Begin DATA SHOWN

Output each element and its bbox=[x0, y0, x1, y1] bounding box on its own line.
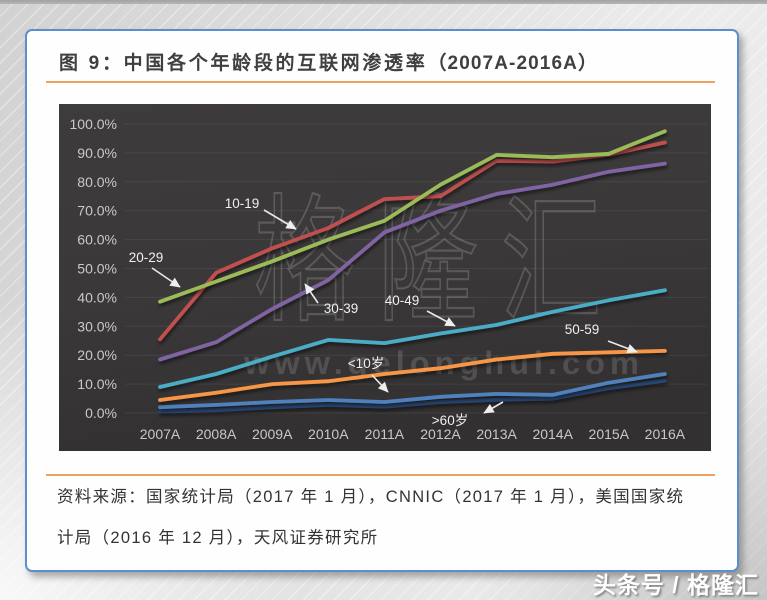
svg-text:10.0%: 10.0% bbox=[77, 376, 117, 392]
svg-text:50.0%: 50.0% bbox=[77, 261, 117, 277]
svg-text:2014A: 2014A bbox=[532, 426, 573, 442]
svg-text:www.gelonghui.com: www.gelonghui.com bbox=[243, 345, 644, 381]
svg-text:10-19: 10-19 bbox=[225, 196, 260, 211]
svg-text:>60岁: >60岁 bbox=[432, 413, 468, 428]
svg-text:90.0%: 90.0% bbox=[77, 145, 117, 161]
svg-text:0.0%: 0.0% bbox=[85, 405, 117, 421]
svg-text:2011A: 2011A bbox=[365, 426, 405, 442]
svg-text:2016A: 2016A bbox=[645, 426, 686, 442]
svg-text:50-59: 50-59 bbox=[565, 322, 600, 337]
svg-text:20-29: 20-29 bbox=[129, 250, 164, 265]
svg-text:70.0%: 70.0% bbox=[77, 203, 117, 219]
svg-text:80.0%: 80.0% bbox=[77, 174, 117, 190]
svg-text:2009A: 2009A bbox=[252, 426, 293, 442]
svg-text:2007A: 2007A bbox=[140, 426, 181, 442]
svg-text:2015A: 2015A bbox=[589, 426, 630, 442]
svg-text:40.0%: 40.0% bbox=[77, 289, 117, 305]
svg-text:<10岁: <10岁 bbox=[348, 356, 384, 371]
svg-text:2010A: 2010A bbox=[308, 426, 349, 442]
svg-text:100.0%: 100.0% bbox=[70, 116, 117, 132]
svg-text:2008A: 2008A bbox=[196, 426, 237, 442]
svg-text:60.0%: 60.0% bbox=[77, 232, 117, 248]
svg-text:30-39: 30-39 bbox=[324, 301, 359, 316]
svg-text:20.0%: 20.0% bbox=[77, 347, 117, 363]
svg-text:2012A: 2012A bbox=[420, 426, 461, 442]
svg-text:2013A: 2013A bbox=[476, 426, 517, 442]
svg-text:30.0%: 30.0% bbox=[77, 318, 117, 334]
svg-text:40-49: 40-49 bbox=[385, 293, 420, 308]
svg-text:格隆汇: 格隆汇 bbox=[254, 184, 624, 338]
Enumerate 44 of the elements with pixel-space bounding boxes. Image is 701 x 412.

End DATA SHOWN

Rewrite every row above, swapping each occurrence of "svg-text" for "text-node" and keeping everything else unchanged. Omit the pictures from your answer.

Output each element and its bbox=[x0, y0, x1, y1] bounding box on its own line.
text-node:10.0%: 10.0% bbox=[77, 376, 117, 392]
text-node:50.0%: 50.0% bbox=[77, 261, 117, 277]
text-node:2014A: 2014A bbox=[532, 426, 573, 442]
text-node:www.gelonghui.com: www.gelonghui.com bbox=[243, 345, 644, 381]
text-node:10-19: 10-19 bbox=[225, 196, 260, 211]
text-node:>60岁: >60岁 bbox=[432, 413, 468, 428]
text-node:90.0%: 90.0% bbox=[77, 145, 117, 161]
text-node:0.0%: 0.0% bbox=[85, 405, 117, 421]
text-node:2011A: 2011A bbox=[365, 426, 405, 442]
text-node:2016A: 2016A bbox=[645, 426, 686, 442]
text-node:50-59: 50-59 bbox=[565, 322, 600, 337]
text-node:20-29: 20-29 bbox=[129, 250, 164, 265]
text-node:70.0%: 70.0% bbox=[77, 203, 117, 219]
text-node:80.0%: 80.0% bbox=[77, 174, 117, 190]
text-node:2009A: 2009A bbox=[252, 426, 293, 442]
text-node:2007A: 2007A bbox=[140, 426, 181, 442]
text-node:2015A: 2015A bbox=[589, 426, 630, 442]
text-node:40.0%: 40.0% bbox=[77, 289, 117, 305]
text-node:<10岁: <10岁 bbox=[348, 356, 384, 371]
text-node:2010A: 2010A bbox=[308, 426, 349, 442]
text-node:100.0%: 100.0% bbox=[70, 116, 117, 132]
text-node:2008A: 2008A bbox=[196, 426, 237, 442]
text-node:60.0%: 60.0% bbox=[77, 232, 117, 248]
text-node:30-39: 30-39 bbox=[324, 301, 359, 316]
text-node:20.0%: 20.0% bbox=[77, 347, 117, 363]
text-node:2012A: 2012A bbox=[420, 426, 461, 442]
text-node:2013A: 2013A bbox=[476, 426, 517, 442]
text-node:30.0%: 30.0% bbox=[77, 318, 117, 334]
text-node:40-49: 40-49 bbox=[385, 293, 420, 308]
text-node:格隆汇: 格隆汇 bbox=[254, 184, 624, 338]
Enumerate 44 of the elements with pixel-space bounding boxes. Image is 701 x 412.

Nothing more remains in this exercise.